╔══
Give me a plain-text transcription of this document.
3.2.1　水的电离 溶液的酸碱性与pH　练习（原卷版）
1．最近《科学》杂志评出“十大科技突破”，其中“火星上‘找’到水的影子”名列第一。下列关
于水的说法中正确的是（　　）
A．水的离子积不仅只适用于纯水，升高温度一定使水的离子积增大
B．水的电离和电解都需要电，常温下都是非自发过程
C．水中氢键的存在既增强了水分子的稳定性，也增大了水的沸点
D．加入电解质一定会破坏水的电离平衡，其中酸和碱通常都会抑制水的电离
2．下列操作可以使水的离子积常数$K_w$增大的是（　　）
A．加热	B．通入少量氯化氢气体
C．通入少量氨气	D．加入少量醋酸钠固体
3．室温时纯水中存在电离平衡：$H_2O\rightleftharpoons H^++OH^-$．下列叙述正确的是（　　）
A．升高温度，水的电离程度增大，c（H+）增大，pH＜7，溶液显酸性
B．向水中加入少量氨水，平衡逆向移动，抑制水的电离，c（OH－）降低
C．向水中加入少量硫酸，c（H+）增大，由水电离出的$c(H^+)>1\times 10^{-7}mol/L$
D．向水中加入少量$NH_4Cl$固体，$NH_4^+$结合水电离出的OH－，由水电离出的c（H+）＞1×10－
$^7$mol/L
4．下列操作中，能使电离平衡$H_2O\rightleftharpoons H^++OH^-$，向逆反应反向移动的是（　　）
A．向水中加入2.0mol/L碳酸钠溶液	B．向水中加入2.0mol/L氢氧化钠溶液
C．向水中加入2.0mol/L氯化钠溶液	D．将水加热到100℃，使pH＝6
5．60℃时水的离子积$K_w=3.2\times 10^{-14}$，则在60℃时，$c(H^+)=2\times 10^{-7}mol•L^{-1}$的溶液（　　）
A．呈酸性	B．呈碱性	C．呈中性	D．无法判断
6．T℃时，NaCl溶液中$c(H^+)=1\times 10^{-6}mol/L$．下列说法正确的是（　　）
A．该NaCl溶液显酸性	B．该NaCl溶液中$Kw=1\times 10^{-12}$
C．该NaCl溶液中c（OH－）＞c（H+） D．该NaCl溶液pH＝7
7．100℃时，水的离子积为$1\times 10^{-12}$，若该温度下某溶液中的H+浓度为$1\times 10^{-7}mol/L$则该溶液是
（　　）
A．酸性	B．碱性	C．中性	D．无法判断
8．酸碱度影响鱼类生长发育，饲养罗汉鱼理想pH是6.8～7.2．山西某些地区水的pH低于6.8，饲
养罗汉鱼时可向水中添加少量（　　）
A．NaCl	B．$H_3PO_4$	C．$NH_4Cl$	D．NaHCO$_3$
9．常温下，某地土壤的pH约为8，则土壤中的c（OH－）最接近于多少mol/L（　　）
╚══
▸ Your objective
In this exercise, repeat all entries exactly.

▸ Reply to the exercise
Give me a plain-text transcription of this document.
3.2.1　水的电离 溶液的酸碱性与pH　练习（原卷版）
1．最近《科学》杂志评出“十大科技突破”，其中“火星上‘找’到水的影子”名列第一。下列关
于水的说法中正确的是（　　）
A．水的离子积不仅只适用于纯水，升高温度一定使水的离子积增大
B．水的电离和电解都需要电，常温下都是非自发过程
C．水中氢键的存在既增强了水分子的稳定性，也增大了水的沸点
D．加入电解质一定会破坏水的电离平衡，其中酸和碱通常都会抑制水的电离
2．下列操作可以使水的离子积常数$K_w$增大的是（　　）
A．加热	B．通入少量氯化氢气体
C．通入少量氨气	D．加入少量醋酸钠固体
3．室温时纯水中存在电离平衡：$H_2O\rightleftharpoons H^++OH^-$．下列叙述正确的是（　　）
A．升高温度，水的电离程度增大，c（H+）增大，pH＜7，溶液显酸性
B．向水中加入少量氨水，平衡逆向移动，抑制水的电离，c（OH－）降低
C．向水中加入少量硫酸，c（H+）增大，由水电离出的$c(H^+)>1\times 10^{-7}mol/L$
D．向水中加入少量$NH_4Cl$固体，$NH_4^+$结合水电离出的OH－，由水电离出的c（H+）＞1×10－
$^7$mol/L
4．下列操作中，能使电离平衡$H_2O\rightleftharpoons H^++OH^-$，向逆反应反向移动的是（　　）
A．向水中加入2.0mol/L碳酸钠溶液	B．向水中加入2.0mol/L氢氧化钠溶液
C．向水中加入2.0mol/L氯化钠溶液	D．将水加热到100℃，使pH＝6
5．60℃时水的离子积$K_w=3.2\times 10^{-14}$，则在60℃时，$c(H^+)=2\times 10^{-7}mol•L^{-1}$的溶液（　　）
A．呈酸性	B．呈碱性	C．呈中性	D．无法判断
6．T℃时，NaCl溶液中$c(H^+)=1\times 10^{-6}mol/L$．下列说法正确的是（　　）
A．该NaCl溶液显酸性	B．该NaCl溶液中$Kw=1\times 10^{-12}$
C．该NaCl溶液中c（OH－）＞c（H+） D．该NaCl溶液pH＝7
7．100℃时，水的离子积为$1\times 10^{-12}$，若该温度下某溶液中的H+浓度为$1\times 10^{-7}mol/L$则该溶液是
（　　）
A．酸性	B．碱性	C．中性	D．无法判断
8．酸碱度影响鱼类生长发育，饲养罗汉鱼理想pH是6.8～7.2．山西某些地区水的pH低于6.8，饲
养罗汉鱼时可向水中添加少量（　　）
A．NaCl	B．$H_3PO_4$	C．$NH_4Cl$	D．NaHCO$_3$
9．常温下，某地土壤的pH约为8，则土壤中的c（OH－）最接近于多少mol/L（　　）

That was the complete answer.